Look through the data for the string "with". Copy every line where it is found.

>>>

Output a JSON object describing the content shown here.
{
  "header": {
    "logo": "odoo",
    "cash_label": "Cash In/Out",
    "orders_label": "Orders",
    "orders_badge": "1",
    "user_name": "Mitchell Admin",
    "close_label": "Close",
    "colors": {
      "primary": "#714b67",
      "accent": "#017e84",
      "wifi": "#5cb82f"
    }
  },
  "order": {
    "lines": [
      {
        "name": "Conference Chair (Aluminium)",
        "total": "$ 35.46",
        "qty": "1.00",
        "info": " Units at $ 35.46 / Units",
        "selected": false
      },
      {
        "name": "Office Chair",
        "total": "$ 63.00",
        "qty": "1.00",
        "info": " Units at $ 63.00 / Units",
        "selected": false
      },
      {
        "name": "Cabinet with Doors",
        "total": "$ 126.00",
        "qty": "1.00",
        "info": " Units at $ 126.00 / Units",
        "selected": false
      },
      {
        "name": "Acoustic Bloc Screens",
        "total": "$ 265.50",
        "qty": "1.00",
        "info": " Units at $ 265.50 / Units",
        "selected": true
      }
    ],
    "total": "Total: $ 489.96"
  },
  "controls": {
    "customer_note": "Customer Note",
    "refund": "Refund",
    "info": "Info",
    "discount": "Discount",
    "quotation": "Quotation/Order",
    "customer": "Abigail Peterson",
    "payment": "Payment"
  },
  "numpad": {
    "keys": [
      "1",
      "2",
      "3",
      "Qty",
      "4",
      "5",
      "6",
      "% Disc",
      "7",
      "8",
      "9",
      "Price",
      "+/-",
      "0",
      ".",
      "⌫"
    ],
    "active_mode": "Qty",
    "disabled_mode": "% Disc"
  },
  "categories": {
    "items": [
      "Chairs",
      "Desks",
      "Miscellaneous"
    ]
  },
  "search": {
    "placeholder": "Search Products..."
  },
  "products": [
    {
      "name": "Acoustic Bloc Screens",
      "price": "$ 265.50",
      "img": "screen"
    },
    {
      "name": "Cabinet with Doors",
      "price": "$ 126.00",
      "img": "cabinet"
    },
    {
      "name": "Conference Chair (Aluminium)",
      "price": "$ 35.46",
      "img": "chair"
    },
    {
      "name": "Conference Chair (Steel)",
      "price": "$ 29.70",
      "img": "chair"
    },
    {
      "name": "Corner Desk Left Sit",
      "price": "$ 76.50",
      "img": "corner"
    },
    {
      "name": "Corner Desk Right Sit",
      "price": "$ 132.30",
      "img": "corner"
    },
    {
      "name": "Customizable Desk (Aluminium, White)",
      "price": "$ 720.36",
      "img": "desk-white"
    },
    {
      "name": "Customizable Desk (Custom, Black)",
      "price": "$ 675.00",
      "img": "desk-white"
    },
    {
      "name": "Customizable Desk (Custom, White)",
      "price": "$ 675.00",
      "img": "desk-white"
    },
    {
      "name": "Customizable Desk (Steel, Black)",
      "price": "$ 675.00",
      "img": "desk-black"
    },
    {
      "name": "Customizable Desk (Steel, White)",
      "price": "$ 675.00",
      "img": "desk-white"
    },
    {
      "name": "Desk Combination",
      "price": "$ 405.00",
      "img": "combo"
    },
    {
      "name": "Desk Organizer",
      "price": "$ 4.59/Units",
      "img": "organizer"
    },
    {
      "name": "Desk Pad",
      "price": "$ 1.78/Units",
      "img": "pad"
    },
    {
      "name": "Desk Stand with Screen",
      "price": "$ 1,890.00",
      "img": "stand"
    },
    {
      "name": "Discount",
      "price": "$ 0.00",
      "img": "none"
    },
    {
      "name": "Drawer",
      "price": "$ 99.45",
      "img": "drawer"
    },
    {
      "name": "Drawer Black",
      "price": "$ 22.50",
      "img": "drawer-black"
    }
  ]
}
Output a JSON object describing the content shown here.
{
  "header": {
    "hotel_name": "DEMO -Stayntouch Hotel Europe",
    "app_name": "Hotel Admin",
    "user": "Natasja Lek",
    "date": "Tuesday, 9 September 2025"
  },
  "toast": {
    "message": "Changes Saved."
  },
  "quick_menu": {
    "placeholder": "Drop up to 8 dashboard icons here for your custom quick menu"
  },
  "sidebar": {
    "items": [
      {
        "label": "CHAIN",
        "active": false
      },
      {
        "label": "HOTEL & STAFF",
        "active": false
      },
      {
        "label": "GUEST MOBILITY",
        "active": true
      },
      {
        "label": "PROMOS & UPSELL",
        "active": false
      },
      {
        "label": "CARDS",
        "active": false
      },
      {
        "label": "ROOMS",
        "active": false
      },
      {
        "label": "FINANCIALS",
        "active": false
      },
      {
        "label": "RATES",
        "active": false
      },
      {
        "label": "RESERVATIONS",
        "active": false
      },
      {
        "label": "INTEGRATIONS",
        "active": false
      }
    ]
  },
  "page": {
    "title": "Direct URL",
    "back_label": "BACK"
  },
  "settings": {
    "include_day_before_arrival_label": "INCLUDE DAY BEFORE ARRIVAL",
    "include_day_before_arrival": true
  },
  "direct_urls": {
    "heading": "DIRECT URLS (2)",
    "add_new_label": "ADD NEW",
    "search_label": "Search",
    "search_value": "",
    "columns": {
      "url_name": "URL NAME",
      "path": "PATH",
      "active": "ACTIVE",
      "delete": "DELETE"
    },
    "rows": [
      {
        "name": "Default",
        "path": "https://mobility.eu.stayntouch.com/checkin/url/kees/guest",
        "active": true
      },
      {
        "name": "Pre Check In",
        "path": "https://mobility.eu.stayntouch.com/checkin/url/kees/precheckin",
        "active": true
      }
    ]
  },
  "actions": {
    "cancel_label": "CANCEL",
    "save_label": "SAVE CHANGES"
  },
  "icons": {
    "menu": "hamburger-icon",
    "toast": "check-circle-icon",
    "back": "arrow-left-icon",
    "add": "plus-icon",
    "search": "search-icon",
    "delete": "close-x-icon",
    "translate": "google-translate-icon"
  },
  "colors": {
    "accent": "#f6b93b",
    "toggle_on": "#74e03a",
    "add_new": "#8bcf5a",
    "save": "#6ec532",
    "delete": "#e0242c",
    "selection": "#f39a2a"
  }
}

<<<

» Task answer
        "name": "Cabinet with Doors",
      "name": "Cabinet with Doors",
      "name": "Desk Stand with Screen",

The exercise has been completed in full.